Written problem:
Extract the records in full, leaving every picture out.

--- START Dataset extract ---

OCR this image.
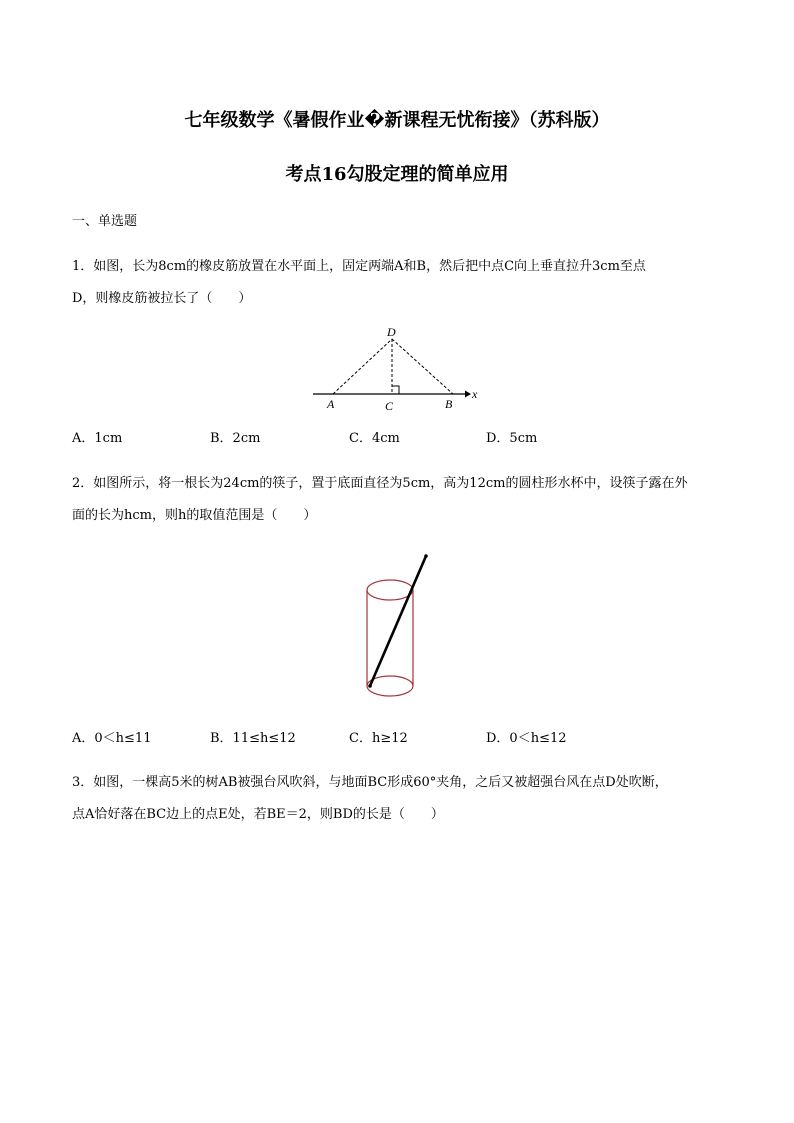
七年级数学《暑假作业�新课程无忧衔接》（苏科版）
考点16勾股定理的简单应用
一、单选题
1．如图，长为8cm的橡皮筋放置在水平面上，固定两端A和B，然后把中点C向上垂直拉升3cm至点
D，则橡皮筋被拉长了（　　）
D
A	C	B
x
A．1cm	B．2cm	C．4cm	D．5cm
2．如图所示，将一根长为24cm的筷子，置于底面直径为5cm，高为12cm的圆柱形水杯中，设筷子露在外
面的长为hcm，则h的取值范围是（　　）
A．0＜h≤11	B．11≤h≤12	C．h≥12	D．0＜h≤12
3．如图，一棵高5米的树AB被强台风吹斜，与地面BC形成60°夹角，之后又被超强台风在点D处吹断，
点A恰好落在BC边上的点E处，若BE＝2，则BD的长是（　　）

--- END Dataset extract ---

Response to this exercise:
OCR this image.
七年级数学《暑假作业�新课程无忧衔接》（苏科版）
考点16勾股定理的简单应用
一、单选题
1．如图，长为8cm的橡皮筋放置在水平面上，固定两端A和B，然后把中点C向上垂直拉升3cm至点
D，则橡皮筋被拉长了（　　）
D
A	C	B
x
A．1cm	B．2cm	C．4cm	D．5cm
2．如图所示，将一根长为24cm的筷子，置于底面直径为5cm，高为12cm的圆柱形水杯中，设筷子露在外
面的长为hcm，则h的取值范围是（　　）
A．0＜h≤11	B．11≤h≤12	C．h≥12	D．0＜h≤12
3．如图，一棵高5米的树AB被强台风吹斜，与地面BC形成60°夹角，之后又被超强台风在点D处吹断，
点A恰好落在BC边上的点E处，若BE＝2，则BD的长是（　　）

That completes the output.